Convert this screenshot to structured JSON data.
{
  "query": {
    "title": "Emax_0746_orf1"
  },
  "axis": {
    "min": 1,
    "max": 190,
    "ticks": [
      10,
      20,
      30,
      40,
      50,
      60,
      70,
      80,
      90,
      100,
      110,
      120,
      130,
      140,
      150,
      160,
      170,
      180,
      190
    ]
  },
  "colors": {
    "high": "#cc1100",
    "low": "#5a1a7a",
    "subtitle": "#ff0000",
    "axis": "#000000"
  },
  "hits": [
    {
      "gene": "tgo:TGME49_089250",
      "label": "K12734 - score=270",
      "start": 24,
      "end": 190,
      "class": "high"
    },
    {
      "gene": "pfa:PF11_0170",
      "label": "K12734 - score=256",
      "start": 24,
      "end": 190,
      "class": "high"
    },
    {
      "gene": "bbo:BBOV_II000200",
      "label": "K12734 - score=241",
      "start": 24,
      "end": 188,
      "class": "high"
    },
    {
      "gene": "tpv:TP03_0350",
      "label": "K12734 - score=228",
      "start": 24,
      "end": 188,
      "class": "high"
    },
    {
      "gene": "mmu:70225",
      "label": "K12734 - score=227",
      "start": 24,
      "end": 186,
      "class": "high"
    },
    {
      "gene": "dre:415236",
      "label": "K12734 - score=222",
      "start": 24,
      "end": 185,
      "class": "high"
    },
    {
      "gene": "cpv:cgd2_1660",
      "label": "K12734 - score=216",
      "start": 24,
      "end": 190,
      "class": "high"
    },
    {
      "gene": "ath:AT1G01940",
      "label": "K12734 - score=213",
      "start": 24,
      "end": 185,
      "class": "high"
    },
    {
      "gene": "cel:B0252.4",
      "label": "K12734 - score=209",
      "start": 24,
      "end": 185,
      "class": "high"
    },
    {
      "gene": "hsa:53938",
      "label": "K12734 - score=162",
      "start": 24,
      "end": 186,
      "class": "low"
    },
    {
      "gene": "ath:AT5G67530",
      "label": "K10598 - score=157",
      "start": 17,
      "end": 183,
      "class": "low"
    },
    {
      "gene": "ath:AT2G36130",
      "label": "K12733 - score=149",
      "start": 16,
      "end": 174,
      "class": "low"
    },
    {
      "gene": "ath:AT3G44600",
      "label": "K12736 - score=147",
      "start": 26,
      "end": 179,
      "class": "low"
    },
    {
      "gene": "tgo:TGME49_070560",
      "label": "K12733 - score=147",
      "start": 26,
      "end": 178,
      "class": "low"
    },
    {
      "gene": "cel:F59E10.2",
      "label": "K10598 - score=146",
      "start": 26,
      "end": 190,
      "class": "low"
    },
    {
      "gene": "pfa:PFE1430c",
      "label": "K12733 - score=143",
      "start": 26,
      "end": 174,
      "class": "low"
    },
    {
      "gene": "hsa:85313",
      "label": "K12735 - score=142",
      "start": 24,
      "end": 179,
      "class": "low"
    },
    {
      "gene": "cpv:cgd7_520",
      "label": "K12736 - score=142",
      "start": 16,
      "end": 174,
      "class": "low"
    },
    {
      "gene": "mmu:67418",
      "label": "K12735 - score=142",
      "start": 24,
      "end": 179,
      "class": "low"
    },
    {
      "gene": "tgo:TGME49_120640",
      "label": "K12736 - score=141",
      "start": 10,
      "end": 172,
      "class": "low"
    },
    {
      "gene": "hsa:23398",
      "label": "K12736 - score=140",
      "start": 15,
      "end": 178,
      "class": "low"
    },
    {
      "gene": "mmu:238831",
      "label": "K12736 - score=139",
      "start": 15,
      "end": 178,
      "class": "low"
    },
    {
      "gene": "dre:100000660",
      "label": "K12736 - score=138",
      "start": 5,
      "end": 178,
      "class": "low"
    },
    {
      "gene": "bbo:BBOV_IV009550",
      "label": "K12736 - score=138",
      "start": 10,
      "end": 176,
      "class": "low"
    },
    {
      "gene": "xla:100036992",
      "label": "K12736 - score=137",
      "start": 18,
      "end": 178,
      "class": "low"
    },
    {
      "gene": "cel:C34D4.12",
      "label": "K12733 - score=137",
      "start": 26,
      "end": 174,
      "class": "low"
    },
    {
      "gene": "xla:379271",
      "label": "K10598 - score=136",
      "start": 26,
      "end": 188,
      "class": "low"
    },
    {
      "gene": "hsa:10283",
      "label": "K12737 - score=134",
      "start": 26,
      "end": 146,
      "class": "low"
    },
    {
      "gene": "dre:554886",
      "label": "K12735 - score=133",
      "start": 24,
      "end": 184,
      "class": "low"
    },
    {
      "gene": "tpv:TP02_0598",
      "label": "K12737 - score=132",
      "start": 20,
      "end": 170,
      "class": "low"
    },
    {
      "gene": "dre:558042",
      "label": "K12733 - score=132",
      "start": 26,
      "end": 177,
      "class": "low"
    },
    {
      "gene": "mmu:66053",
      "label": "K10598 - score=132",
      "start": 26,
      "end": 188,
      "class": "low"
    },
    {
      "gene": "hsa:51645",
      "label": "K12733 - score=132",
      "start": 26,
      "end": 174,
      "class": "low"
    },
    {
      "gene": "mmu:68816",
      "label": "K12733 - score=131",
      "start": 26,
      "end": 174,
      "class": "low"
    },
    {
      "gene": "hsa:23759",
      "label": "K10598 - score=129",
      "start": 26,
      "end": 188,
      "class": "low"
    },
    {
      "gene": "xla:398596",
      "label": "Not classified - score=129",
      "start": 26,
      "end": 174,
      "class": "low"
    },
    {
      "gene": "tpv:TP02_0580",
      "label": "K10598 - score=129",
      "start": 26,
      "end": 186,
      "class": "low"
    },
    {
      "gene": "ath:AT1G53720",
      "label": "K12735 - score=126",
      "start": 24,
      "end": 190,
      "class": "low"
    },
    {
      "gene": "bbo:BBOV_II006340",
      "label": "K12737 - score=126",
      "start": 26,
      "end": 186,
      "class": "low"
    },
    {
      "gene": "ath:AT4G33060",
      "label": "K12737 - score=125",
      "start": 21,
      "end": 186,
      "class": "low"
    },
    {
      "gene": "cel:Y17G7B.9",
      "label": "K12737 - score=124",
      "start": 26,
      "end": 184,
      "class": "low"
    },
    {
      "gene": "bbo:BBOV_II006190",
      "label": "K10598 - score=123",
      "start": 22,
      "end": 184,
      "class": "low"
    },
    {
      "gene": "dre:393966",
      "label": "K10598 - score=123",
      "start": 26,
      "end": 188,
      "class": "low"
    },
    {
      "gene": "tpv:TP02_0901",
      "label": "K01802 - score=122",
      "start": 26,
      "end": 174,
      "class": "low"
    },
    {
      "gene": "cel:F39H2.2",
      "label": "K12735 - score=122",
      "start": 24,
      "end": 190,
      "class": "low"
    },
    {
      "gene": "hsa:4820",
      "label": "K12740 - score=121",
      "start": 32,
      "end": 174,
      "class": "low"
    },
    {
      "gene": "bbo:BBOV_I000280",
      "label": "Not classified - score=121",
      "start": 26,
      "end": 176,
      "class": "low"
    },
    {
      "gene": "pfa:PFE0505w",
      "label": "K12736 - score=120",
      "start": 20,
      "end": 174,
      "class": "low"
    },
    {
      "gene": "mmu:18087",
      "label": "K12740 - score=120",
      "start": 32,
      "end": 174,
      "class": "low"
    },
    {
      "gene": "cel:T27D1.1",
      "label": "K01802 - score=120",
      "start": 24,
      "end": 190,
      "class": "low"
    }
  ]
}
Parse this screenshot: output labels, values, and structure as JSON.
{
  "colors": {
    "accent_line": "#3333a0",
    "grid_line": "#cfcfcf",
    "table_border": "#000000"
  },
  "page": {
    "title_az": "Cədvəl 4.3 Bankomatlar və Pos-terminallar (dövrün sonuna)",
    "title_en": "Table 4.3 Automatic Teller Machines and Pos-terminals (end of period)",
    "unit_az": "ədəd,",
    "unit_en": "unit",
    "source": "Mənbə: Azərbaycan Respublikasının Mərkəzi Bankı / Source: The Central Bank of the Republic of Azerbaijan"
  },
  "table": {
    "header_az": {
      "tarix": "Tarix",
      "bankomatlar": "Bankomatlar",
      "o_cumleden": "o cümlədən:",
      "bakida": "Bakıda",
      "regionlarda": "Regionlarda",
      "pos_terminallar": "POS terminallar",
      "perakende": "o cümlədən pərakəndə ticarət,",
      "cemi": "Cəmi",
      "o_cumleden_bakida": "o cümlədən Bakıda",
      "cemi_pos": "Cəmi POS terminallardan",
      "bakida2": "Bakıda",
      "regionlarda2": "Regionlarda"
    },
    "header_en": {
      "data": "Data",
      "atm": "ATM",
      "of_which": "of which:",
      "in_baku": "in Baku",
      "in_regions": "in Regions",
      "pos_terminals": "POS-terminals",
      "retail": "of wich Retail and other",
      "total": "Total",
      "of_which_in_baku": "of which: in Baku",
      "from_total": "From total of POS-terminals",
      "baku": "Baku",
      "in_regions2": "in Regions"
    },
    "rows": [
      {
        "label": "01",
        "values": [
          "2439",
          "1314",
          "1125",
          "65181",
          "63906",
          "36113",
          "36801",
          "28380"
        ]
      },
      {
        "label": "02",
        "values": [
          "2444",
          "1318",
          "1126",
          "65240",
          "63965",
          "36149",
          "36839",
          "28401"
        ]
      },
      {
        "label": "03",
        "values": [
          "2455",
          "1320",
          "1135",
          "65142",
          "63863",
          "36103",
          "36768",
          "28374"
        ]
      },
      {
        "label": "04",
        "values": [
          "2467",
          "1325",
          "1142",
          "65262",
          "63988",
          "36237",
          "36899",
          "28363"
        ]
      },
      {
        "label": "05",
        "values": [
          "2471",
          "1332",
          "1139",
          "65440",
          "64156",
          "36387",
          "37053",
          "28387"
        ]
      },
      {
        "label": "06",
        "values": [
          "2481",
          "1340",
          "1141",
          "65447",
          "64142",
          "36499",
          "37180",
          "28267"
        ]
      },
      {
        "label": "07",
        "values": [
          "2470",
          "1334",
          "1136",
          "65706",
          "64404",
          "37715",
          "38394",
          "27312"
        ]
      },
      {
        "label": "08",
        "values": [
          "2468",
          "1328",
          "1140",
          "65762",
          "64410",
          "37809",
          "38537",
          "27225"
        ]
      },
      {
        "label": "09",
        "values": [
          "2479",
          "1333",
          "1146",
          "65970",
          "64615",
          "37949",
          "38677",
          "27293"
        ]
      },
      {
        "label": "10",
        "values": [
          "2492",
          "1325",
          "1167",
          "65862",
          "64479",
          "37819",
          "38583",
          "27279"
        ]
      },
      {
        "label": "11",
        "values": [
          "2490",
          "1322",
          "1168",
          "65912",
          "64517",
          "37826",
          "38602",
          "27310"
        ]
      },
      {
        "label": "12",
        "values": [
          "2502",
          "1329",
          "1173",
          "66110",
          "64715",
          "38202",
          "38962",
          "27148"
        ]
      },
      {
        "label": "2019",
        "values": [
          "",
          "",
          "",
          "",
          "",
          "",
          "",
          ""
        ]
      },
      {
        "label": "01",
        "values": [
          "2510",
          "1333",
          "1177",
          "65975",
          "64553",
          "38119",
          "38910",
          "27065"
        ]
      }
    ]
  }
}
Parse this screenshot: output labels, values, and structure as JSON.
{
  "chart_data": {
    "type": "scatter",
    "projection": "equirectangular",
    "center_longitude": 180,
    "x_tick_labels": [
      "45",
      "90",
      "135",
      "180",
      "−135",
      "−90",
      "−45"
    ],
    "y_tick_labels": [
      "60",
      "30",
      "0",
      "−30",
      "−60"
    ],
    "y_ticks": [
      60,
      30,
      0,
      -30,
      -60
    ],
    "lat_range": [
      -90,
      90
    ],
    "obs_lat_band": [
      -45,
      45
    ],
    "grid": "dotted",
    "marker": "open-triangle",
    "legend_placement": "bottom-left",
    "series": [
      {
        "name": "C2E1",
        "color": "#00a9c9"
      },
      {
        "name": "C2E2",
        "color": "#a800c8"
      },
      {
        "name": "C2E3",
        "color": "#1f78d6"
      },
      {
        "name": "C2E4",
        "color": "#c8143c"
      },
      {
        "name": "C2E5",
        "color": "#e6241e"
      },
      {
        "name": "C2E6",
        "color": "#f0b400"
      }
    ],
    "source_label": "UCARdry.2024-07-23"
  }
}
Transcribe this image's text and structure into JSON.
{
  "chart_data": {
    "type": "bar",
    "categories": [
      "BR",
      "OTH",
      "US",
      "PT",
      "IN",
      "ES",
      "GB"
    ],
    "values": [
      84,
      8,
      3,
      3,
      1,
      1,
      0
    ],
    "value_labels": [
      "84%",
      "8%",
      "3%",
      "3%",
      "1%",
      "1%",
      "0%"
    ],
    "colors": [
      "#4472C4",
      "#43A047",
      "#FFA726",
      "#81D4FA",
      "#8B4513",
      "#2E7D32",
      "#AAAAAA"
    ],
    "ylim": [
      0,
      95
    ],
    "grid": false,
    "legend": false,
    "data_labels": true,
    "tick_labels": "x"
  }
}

################

__What is needed__
Repeat only the stretch of lines starting at the one containing "Transcribe this image's" and running to the final line of the entries above.

__Exercise output__
Transcribe this image's text and structure into JSON.
{
  "chart_data": {
    "type": "bar",
    "categories": [
      "BR",
      "OTH",
      "US",
      "PT",
      "IN",
      "ES",
      "GB"
    ],
    "values": [
      84,
      8,
      3,
      3,
      1,
      1,
      0
    ],
    "value_labels": [
      "84%",
      "8%",
      "3%",
      "3%",
      "1%",
      "1%",
      "0%"
    ],
    "colors": [
      "#4472C4",
      "#43A047",
      "#FFA726",
      "#81D4FA",
      "#8B4513",
      "#2E7D32",
      "#AAAAAA"
    ],
    "ylim": [
      0,
      95
    ],
    "grid": false,
    "legend": false,
    "data_labels": true,
    "tick_labels": "x"
  }
}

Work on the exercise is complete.